Goal of the exercise:
Quote the entries that follow exactly, leaving none out.

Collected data

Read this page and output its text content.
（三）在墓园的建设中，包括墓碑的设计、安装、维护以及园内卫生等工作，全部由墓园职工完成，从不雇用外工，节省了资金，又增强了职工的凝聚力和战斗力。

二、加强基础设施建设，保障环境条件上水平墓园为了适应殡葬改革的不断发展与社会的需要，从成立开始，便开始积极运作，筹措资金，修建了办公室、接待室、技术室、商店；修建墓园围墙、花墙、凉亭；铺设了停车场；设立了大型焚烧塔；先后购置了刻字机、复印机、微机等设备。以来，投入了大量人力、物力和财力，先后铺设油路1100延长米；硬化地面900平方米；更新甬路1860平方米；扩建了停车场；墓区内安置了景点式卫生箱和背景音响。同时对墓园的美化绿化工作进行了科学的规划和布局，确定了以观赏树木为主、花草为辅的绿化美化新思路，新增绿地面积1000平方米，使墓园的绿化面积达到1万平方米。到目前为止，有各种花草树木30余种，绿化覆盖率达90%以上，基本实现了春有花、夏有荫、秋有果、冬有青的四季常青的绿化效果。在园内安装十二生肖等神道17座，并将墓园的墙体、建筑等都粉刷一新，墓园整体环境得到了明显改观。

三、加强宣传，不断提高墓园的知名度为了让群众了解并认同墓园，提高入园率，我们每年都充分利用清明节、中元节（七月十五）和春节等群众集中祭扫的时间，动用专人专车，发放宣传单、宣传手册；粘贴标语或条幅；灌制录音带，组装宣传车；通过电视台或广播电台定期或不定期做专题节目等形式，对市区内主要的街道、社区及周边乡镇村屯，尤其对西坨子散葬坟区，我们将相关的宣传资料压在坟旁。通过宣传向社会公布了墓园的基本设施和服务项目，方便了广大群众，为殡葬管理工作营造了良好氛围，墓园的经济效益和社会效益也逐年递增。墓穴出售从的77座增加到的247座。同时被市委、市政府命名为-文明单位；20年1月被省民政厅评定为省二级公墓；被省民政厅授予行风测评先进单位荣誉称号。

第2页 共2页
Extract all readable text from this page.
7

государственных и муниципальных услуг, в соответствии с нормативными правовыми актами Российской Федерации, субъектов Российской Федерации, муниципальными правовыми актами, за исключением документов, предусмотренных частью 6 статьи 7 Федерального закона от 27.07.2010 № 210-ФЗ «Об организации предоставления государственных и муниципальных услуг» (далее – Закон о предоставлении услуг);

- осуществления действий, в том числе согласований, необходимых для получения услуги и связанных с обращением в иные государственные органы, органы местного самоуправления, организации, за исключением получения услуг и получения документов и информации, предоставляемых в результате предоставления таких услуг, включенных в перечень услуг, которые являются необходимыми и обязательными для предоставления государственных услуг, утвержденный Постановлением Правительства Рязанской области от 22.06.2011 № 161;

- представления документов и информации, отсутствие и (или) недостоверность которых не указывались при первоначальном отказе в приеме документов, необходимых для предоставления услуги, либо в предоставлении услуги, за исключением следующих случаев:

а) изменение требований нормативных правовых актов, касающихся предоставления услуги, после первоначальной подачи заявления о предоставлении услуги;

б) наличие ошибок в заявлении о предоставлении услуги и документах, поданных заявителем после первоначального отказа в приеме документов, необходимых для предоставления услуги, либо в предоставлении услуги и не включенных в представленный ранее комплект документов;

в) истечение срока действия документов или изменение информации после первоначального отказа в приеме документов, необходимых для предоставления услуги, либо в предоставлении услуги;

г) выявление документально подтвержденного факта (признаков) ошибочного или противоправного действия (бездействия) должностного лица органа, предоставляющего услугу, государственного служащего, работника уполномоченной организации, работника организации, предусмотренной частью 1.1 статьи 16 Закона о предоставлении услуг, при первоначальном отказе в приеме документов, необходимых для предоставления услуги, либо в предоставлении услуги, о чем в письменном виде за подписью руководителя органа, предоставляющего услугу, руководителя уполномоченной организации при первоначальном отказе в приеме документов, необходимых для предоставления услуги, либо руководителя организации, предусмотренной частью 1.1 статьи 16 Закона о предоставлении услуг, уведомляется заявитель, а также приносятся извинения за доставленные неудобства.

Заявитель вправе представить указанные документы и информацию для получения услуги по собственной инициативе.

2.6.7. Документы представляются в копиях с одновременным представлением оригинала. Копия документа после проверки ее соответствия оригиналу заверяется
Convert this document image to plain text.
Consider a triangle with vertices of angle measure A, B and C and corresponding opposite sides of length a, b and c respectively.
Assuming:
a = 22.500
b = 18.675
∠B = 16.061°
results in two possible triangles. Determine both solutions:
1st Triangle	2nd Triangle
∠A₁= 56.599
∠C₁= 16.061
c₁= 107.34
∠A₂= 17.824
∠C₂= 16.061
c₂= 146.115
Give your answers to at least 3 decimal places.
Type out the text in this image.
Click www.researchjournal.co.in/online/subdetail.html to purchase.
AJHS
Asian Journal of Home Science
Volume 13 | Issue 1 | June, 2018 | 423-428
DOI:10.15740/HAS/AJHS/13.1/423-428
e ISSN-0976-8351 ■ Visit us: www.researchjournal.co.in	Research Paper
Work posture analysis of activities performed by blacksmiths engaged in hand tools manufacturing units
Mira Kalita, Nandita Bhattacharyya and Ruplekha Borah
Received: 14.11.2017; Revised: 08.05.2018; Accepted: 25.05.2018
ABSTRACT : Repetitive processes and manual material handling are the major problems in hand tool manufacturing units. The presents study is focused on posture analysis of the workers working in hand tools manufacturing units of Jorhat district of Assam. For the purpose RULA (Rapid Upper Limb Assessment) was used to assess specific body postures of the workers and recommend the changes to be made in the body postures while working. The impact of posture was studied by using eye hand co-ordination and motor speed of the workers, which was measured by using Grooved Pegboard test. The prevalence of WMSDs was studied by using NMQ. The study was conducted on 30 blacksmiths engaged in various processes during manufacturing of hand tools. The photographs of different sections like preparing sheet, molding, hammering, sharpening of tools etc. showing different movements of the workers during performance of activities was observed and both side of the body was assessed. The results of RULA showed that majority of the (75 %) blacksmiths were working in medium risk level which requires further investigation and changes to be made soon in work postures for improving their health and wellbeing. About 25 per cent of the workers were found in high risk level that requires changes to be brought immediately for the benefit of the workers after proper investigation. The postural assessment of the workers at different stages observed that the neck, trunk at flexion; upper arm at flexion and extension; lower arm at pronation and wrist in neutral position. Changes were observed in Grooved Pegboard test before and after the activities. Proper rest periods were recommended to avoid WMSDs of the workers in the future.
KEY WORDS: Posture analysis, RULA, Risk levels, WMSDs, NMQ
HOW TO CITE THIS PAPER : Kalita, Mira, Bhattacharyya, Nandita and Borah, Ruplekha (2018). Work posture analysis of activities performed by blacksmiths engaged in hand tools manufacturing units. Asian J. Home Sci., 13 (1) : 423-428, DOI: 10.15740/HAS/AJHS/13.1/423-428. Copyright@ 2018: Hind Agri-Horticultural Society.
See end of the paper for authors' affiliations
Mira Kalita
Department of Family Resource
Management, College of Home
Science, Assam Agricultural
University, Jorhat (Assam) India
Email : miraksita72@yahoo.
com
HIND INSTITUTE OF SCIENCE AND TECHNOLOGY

Answer below:
Read this page and output its text content.
（三）在墓园的建设中，包括墓碑的设计、安装、维护以及园内卫生等工作，全部由墓园职工完成，从不雇用外工，节省了资金，又增强了职工的凝聚力和战斗力。

二、加强基础设施建设，保障环境条件上水平墓园为了适应殡葬改革的不断发展与社会的需要，从成立开始，便开始积极运作，筹措资金，修建了办公室、接待室、技术室、商店；修建墓园围墙、花墙、凉亭；铺设了停车场；设立了大型焚烧塔；先后购置了刻字机、复印机、微机等设备。以来，投入了大量人力、物力和财力，先后铺设油路1100延长米；硬化地面900平方米；更新甬路1860平方米；扩建了停车场；墓区内安置了景点式卫生箱和背景音响。同时对墓园的美化绿化工作进行了科学的规划和布局，确定了以观赏树木为主、花草为辅的绿化美化新思路，新增绿地面积1000平方米，使墓园的绿化面积达到1万平方米。到目前为止，有各种花草树木30余种，绿化覆盖率达90%以上，基本实现了春有花、夏有荫、秋有果、冬有青的四季常青的绿化效果。在园内安装十二生肖等神道17座，并将墓园的墙体、建筑等都粉刷一新，墓园整体环境得到了明显改观。

三、加强宣传，不断提高墓园的知名度为了让群众了解并认同墓园，提高入园率，我们每年都充分利用清明节、中元节（七月十五）和春节等群众集中祭扫的时间，动用专人专车，发放宣传单、宣传手册；粘贴标语或条幅；灌制录音带，组装宣传车；通过电视台或广播电台定期或不定期做专题节目等形式，对市区内主要的街道、社区及周边乡镇村屯，尤其对西坨子散葬坟区，我们将相关的宣传资料压在坟旁。通过宣传向社会公布了墓园的基本设施和服务项目，方便了广大群众，为殡葬管理工作营造了良好氛围，墓园的经济效益和社会效益也逐年递增。墓穴出售从的77座增加到的247座。同时被市委、市政府命名为-文明单位；20年1月被省民政厅评定为省二级公墓；被省民政厅授予行风测评先进单位荣誉称号。

第2页 共2页
Extract all readable text from this page.
7

государственных и муниципальных услуг, в соответствии с нормативными правовыми актами Российской Федерации, субъектов Российской Федерации, муниципальными правовыми актами, за исключением документов, предусмотренных частью 6 статьи 7 Федерального закона от 27.07.2010 № 210-ФЗ «Об организации предоставления государственных и муниципальных услуг» (далее – Закон о предоставлении услуг);

- осуществления действий, в том числе согласований, необходимых для получения услуги и связанных с обращением в иные государственные органы, органы местного самоуправления, организации, за исключением получения услуг и получения документов и информации, предоставляемых в результате предоставления таких услуг, включенных в перечень услуг, которые являются необходимыми и обязательными для предоставления государственных услуг, утвержденный Постановлением Правительства Рязанской области от 22.06.2011 № 161;

- представления документов и информации, отсутствие и (или) недостоверность которых не указывались при первоначальном отказе в приеме документов, необходимых для предоставления услуги, либо в предоставлении услуги, за исключением следующих случаев:

а) изменение требований нормативных правовых актов, касающихся предоставления услуги, после первоначальной подачи заявления о предоставлении услуги;

б) наличие ошибок в заявлении о предоставлении услуги и документах, поданных заявителем после первоначального отказа в приеме документов, необходимых для предоставления услуги, либо в предоставлении услуги и не включенных в представленный ранее комплект документов;

в) истечение срока действия документов или изменение информации после первоначального отказа в приеме документов, необходимых для предоставления услуги, либо в предоставлении услуги;

г) выявление документально подтвержденного факта (признаков) ошибочного или противоправного действия (бездействия) должностного лица органа, предоставляющего услугу, государственного служащего, работника уполномоченной организации, работника организации, предусмотренной частью 1.1 статьи 16 Закона о предоставлении услуг, при первоначальном отказе в приеме документов, необходимых для предоставления услуги, либо в предоставлении услуги, о чем в письменном виде за подписью руководителя органа, предоставляющего услугу, руководителя уполномоченной организации при первоначальном отказе в приеме документов, необходимых для предоставления услуги, либо руководителя организации, предусмотренной частью 1.1 статьи 16 Закона о предоставлении услуг, уведомляется заявитель, а также приносятся извинения за доставленные неудобства.

Заявитель вправе представить указанные документы и информацию для получения услуги по собственной инициативе.

2.6.7. Документы представляются в копиях с одновременным представлением оригинала. Копия документа после проверки ее соответствия оригиналу заверяется
Convert this document image to plain text.
Consider a triangle with vertices of angle measure A, B and C and corresponding opposite sides of length a, b and c respectively.
Assuming:
a = 22.500
b = 18.675
∠B = 16.061°
results in two possible triangles. Determine both solutions:
1st Triangle	2nd Triangle
∠A₁= 56.599
∠C₁= 16.061
c₁= 107.34
∠A₂= 17.824
∠C₂= 16.061
c₂= 146.115
Give your answers to at least 3 decimal places.
Type out the text in this image.
Click www.researchjournal.co.in/online/subdetail.html to purchase.
AJHS
Asian Journal of Home Science
Volume 13 | Issue 1 | June, 2018 | 423-428
DOI:10.15740/HAS/AJHS/13.1/423-428
e ISSN-0976-8351 ■ Visit us: www.researchjournal.co.in	Research Paper
Work posture analysis of activities performed by blacksmiths engaged in hand tools manufacturing units
Mira Kalita, Nandita Bhattacharyya and Ruplekha Borah
Received: 14.11.2017; Revised: 08.05.2018; Accepted: 25.05.2018
ABSTRACT : Repetitive processes and manual material handling are the major problems in hand tool manufacturing units. The presents study is focused on posture analysis of the workers working in hand tools manufacturing units of Jorhat district of Assam. For the purpose RULA (Rapid Upper Limb Assessment) was used to assess specific body postures of the workers and recommend the changes to be made in the body postures while working. The impact of posture was studied by using eye hand co-ordination and motor speed of the workers, which was measured by using Grooved Pegboard test. The prevalence of WMSDs was studied by using NMQ. The study was conducted on 30 blacksmiths engaged in various processes during manufacturing of hand tools. The photographs of different sections like preparing sheet, molding, hammering, sharpening of tools etc. showing different movements of the workers during performance of activities was observed and both side of the body was assessed. The results of RULA showed that majority of the (75 %) blacksmiths were working in medium risk level which requires further investigation and changes to be made soon in work postures for improving their health and wellbeing. About 25 per cent of the workers were found in high risk level that requires changes to be brought immediately for the benefit of the workers after proper investigation. The postural assessment of the workers at different stages observed that the neck, trunk at flexion; upper arm at flexion and extension; lower arm at pronation and wrist in neutral position. Changes were observed in Grooved Pegboard test before and after the activities. Proper rest periods were recommended to avoid WMSDs of the workers in the future.
KEY WORDS: Posture analysis, RULA, Risk levels, WMSDs, NMQ
HOW TO CITE THIS PAPER : Kalita, Mira, Bhattacharyya, Nandita and Borah, Ruplekha (2018). Work posture analysis of activities performed by blacksmiths engaged in hand tools manufacturing units. Asian J. Home Sci., 13 (1) : 423-428, DOI: 10.15740/HAS/AJHS/13.1/423-428. Copyright@ 2018: Hind Agri-Horticultural Society.
See end of the paper for authors' affiliations
Mira Kalita
Department of Family Resource
Management, College of Home
Science, Assam Agricultural
University, Jorhat (Assam) India
Email : miraksita72@yahoo.
com
HIND INSTITUTE OF SCIENCE AND TECHNOLOGY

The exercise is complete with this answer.